ABOUT THIS TASK ->
Transcribe all of the data verbatim, please, and leave out its pictures.

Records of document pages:
▼▼▼

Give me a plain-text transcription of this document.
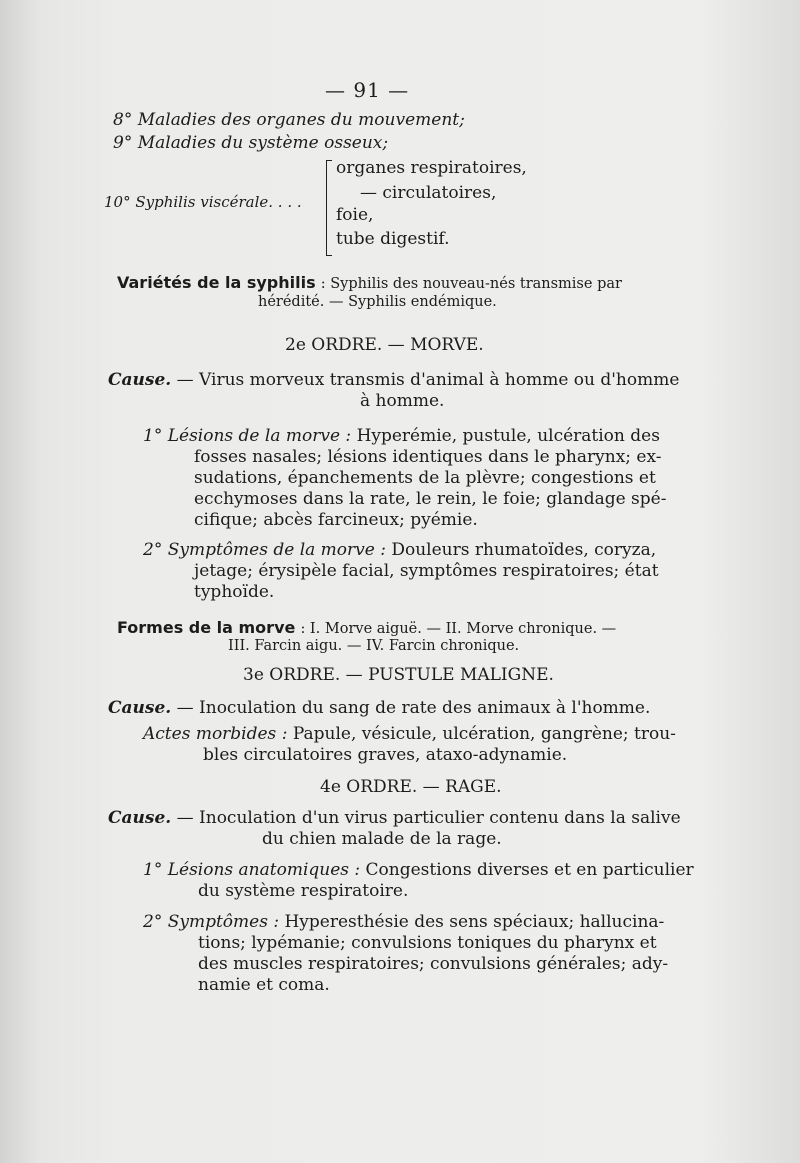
— 91 —
8° Maladies des organes du mouvement;
9° Maladies du système osseux;
10° Syphilis viscérale. . . .
organes respiratoires,
— circulatoires,
foie,
tube digestif.
Variétés de la syphilis : Syphilis des nouveau-nés transmise par
hérédité. — Syphilis endémique.
2e ORDRE. — MORVE.
Cause. — Virus morveux transmis d'animal à homme ou d'homme
à homme.
1° Lésions de la morve : Hyperémie, pustule, ulcération des
fosses nasales; lésions identiques dans le pharynx; ex-
sudations, épanchements de la plèvre; congestions et
ecchymoses dans la rate, le rein, le foie; glandage spé-
cifique; abcès farcineux; pyémie.
2° Symptômes de la morve : Douleurs rhumatoïdes, coryza,
jetage; érysipèle facial, symptômes respiratoires; état
typhoïde.
Formes de la morve : I. Morve aiguë. — II. Morve chronique. —
III. Farcin aigu. — IV. Farcin chronique.
3e ORDRE. — PUSTULE MALIGNE.
Cause. — Inoculation du sang de rate des animaux à l'homme.
Actes morbides : Papule, vésicule, ulcération, gangrène; trou-
bles circulatoires graves, ataxo-adynamie.
4e ORDRE. — RAGE.
Cause. — Inoculation d'un virus particulier contenu dans la salive
du chien malade de la rage.
1° Lésions anatomiques : Congestions diverses et en particulier
du système respiratoire.
2° Symptômes : Hyperesthésie des sens spéciaux; hallucina-
tions; lypémanie; convulsions toniques du pharynx et
des muscles respiratoires; convulsions générales; ady-
namie et coma.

▲▲▲

REPLY TO THE EXERCISE ->
Give me a plain-text transcription of this document.
— 91 —
8° Maladies des organes du mouvement;
9° Maladies du système osseux;
10° Syphilis viscérale. . . .
organes respiratoires,
— circulatoires,
foie,
tube digestif.
Variétés de la syphilis : Syphilis des nouveau-nés transmise par
hérédité. — Syphilis endémique.
2e ORDRE. — MORVE.
Cause. — Virus morveux transmis d'animal à homme ou d'homme
à homme.
1° Lésions de la morve : Hyperémie, pustule, ulcération des
fosses nasales; lésions identiques dans le pharynx; ex-
sudations, épanchements de la plèvre; congestions et
ecchymoses dans la rate, le rein, le foie; glandage spé-
cifique; abcès farcineux; pyémie.
2° Symptômes de la morve : Douleurs rhumatoïdes, coryza,
jetage; érysipèle facial, symptômes respiratoires; état
typhoïde.
Formes de la morve : I. Morve aiguë. — II. Morve chronique. —
III. Farcin aigu. — IV. Farcin chronique.
3e ORDRE. — PUSTULE MALIGNE.
Cause. — Inoculation du sang de rate des animaux à l'homme.
Actes morbides : Papule, vésicule, ulcération, gangrène; trou-
bles circulatoires graves, ataxo-adynamie.
4e ORDRE. — RAGE.
Cause. — Inoculation d'un virus particulier contenu dans la salive
du chien malade de la rage.
1° Lésions anatomiques : Congestions diverses et en particulier
du système respiratoire.
2° Symptômes : Hyperesthésie des sens spéciaux; hallucina-
tions; lypémanie; convulsions toniques du pharynx et
des muscles respiratoires; convulsions générales; ady-
namie et coma.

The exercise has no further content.